(Stored data)
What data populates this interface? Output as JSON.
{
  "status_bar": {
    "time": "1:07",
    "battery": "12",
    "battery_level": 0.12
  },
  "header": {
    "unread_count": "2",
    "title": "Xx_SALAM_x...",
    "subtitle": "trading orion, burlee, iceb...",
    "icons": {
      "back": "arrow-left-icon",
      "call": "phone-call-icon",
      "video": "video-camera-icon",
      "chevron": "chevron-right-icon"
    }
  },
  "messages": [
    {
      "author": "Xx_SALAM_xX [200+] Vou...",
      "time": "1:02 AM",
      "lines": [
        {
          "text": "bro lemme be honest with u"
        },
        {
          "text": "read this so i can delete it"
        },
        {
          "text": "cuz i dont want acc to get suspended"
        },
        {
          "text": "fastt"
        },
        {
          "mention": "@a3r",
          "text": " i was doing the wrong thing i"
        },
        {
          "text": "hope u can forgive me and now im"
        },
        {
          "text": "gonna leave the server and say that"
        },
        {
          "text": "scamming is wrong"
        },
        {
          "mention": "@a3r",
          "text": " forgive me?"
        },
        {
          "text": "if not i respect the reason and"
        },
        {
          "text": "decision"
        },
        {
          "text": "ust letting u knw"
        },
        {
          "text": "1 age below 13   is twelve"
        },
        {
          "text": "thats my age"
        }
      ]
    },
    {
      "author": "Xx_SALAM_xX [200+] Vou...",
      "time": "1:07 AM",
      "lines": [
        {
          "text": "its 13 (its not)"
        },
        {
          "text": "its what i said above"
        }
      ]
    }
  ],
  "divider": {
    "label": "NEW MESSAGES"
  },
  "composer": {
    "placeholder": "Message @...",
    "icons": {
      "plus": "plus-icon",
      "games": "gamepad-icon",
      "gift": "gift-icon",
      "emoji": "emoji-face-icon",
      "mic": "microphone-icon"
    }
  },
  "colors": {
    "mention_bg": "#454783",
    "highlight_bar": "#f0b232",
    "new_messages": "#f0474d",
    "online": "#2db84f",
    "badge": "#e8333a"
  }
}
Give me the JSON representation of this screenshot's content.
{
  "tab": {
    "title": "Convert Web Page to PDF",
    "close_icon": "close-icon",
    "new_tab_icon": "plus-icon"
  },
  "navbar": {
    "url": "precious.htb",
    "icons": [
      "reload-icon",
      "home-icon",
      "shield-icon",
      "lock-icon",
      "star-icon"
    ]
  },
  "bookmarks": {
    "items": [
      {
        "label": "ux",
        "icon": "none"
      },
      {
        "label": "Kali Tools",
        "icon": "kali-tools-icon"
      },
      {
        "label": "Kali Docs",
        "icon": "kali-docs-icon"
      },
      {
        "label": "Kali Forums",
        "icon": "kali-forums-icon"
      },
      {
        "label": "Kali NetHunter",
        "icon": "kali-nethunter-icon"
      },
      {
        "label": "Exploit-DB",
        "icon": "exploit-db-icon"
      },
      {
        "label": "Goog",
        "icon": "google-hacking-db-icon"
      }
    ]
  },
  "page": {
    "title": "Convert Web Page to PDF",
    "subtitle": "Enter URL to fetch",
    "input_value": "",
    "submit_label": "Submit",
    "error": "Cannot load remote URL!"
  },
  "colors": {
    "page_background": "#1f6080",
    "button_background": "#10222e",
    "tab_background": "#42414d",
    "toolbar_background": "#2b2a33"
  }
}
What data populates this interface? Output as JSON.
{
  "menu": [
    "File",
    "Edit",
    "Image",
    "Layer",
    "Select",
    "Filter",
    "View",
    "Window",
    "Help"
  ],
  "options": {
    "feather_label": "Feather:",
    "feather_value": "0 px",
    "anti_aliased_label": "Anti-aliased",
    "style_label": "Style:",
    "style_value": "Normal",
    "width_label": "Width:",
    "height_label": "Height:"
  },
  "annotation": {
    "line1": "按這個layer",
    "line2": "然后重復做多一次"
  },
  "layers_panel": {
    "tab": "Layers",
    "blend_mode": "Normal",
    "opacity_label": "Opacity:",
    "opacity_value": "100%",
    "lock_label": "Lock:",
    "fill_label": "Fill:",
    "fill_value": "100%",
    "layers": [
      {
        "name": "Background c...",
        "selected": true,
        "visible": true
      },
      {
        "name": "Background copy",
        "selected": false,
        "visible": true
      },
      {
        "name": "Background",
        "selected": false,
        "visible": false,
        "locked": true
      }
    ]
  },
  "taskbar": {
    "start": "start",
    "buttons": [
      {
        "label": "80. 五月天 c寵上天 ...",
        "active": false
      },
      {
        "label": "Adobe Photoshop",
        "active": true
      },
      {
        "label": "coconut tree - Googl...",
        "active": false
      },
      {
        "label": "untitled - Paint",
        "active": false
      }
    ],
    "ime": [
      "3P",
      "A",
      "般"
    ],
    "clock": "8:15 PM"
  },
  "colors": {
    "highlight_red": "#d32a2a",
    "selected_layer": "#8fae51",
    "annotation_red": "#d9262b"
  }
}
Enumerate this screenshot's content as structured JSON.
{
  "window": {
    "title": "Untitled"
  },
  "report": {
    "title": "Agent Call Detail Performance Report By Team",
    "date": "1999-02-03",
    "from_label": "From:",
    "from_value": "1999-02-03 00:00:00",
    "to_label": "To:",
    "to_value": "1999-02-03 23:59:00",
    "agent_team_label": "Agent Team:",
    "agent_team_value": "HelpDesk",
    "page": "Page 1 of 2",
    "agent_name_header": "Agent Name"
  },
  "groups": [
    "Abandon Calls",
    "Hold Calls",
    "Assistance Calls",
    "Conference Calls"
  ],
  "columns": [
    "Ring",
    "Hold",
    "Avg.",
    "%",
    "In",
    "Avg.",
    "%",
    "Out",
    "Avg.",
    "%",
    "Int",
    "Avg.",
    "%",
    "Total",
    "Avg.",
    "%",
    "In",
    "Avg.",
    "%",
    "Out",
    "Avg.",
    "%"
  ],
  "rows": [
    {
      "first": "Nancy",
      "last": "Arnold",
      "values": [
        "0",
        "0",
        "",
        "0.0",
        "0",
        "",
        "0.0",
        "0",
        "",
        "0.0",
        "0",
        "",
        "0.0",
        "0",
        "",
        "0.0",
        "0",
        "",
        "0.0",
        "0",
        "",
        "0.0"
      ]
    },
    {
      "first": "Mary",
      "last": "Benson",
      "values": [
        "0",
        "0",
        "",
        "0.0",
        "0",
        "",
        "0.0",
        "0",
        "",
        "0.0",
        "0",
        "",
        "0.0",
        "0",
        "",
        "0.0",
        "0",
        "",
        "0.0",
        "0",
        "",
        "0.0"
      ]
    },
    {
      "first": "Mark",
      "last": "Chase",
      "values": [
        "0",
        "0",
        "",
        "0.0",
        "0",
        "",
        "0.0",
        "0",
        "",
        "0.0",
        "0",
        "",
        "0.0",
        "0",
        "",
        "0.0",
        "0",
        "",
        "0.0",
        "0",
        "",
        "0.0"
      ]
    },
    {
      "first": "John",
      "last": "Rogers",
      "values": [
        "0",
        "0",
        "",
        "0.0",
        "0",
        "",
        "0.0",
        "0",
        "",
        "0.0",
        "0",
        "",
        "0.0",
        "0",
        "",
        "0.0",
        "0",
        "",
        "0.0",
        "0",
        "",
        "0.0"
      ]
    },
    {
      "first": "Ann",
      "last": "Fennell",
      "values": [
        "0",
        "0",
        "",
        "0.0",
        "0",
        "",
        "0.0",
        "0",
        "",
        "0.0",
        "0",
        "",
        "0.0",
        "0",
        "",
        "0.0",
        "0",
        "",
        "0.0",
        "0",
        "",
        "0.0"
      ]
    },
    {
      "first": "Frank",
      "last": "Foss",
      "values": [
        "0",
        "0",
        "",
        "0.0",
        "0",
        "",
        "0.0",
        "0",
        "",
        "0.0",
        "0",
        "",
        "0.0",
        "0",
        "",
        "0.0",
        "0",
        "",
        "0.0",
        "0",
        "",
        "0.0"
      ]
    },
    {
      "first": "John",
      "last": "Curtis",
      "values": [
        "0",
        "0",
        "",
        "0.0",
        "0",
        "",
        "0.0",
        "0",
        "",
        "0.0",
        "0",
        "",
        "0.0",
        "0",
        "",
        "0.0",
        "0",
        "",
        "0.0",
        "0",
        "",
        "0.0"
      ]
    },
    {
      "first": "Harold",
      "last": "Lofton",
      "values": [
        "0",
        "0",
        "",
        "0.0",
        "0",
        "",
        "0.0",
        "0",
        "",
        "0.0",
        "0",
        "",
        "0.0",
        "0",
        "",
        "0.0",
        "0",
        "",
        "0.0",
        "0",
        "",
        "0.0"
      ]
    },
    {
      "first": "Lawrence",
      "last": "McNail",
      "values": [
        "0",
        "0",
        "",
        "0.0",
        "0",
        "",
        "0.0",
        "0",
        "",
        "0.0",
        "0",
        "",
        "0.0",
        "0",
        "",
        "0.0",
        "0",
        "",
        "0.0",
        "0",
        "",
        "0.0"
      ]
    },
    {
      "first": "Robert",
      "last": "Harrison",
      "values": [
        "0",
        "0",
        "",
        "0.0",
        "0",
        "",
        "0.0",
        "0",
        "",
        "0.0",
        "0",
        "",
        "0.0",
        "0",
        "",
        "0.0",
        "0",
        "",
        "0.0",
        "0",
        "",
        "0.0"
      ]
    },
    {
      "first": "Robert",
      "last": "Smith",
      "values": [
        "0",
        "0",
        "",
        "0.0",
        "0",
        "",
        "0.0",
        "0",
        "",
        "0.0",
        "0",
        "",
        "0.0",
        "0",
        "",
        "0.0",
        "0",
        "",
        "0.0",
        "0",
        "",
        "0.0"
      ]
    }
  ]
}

• **Objective**
Find every line that includes the string "Normal". Report how many there are and nothing else.

• **Expected answer**
2